— DO THIS —
Below are some records. Say in a single number how many of their lines include the word "наблюдения".

— RAW RECORDS —

[Start]

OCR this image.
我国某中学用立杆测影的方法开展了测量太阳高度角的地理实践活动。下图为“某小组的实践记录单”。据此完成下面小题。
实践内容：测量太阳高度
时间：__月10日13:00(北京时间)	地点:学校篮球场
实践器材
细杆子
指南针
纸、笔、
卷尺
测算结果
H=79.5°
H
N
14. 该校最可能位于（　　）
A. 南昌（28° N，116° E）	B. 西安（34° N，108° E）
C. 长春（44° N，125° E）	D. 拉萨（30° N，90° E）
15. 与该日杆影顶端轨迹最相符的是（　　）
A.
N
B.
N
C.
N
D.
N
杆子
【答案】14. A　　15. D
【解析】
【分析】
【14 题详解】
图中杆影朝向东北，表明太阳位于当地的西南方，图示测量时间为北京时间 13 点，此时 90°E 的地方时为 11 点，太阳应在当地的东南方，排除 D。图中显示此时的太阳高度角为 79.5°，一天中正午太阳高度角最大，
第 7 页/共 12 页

[End]
[Start]

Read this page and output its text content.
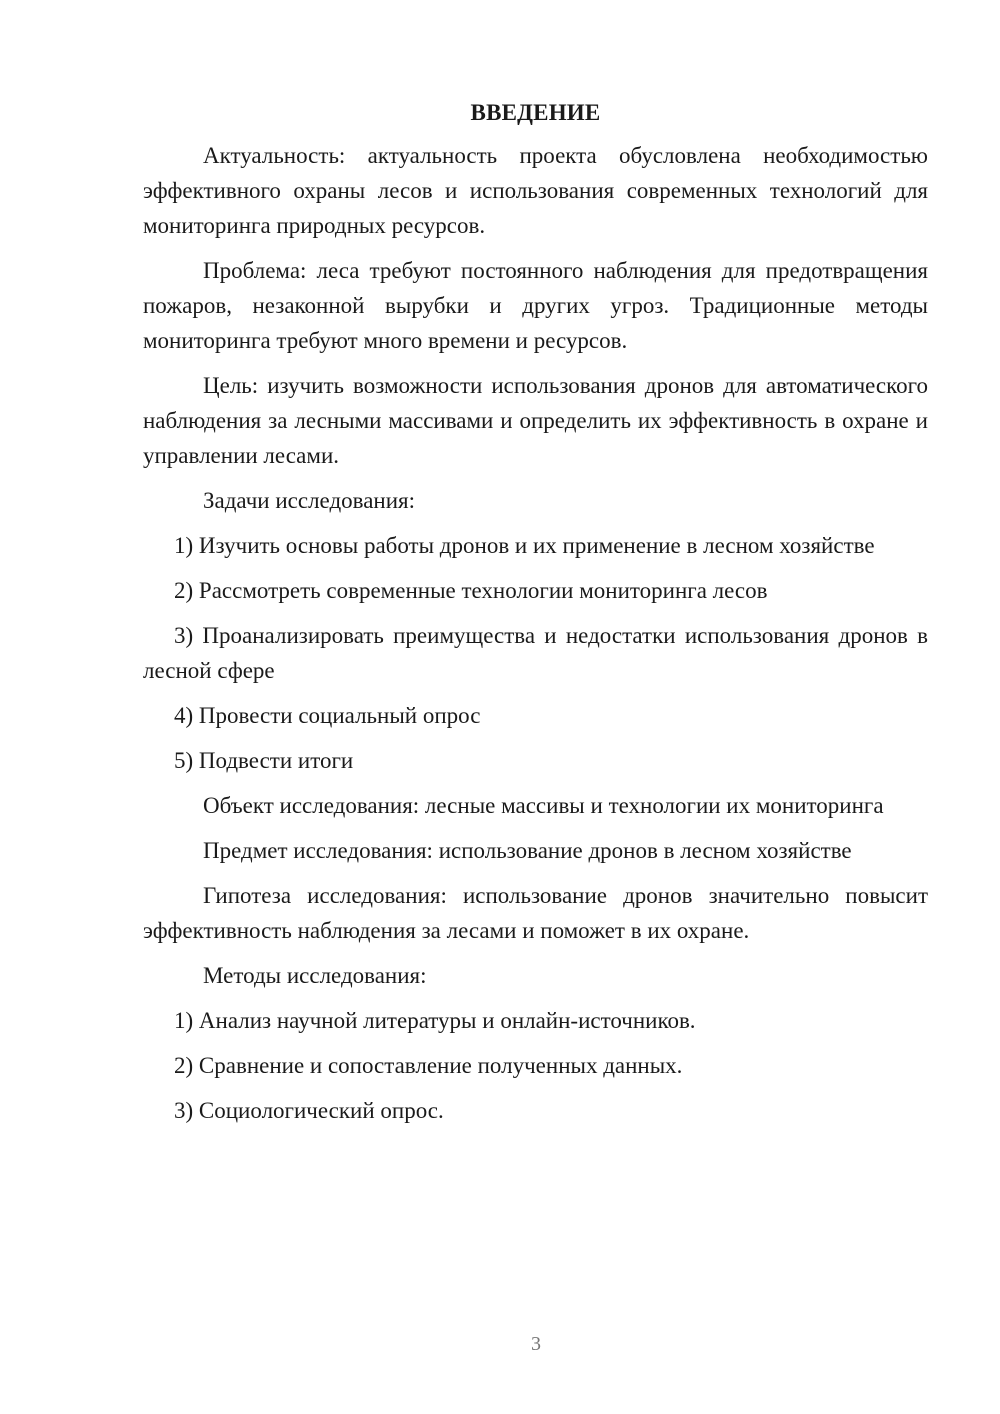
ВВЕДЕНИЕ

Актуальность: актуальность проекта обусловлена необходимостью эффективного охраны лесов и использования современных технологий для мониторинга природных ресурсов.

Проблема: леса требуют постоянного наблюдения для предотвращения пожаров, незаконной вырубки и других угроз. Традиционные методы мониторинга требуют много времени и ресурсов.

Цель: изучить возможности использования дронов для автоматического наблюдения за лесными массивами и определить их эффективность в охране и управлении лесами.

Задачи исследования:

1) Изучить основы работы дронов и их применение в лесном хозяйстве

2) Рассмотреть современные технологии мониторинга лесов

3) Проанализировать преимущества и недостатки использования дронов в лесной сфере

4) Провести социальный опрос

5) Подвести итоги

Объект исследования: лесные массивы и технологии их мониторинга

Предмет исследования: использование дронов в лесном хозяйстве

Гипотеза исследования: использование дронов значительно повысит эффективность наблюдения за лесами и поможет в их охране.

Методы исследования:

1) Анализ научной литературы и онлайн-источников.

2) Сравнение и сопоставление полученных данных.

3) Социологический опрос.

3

[End]

— ANSWER BELOW —
3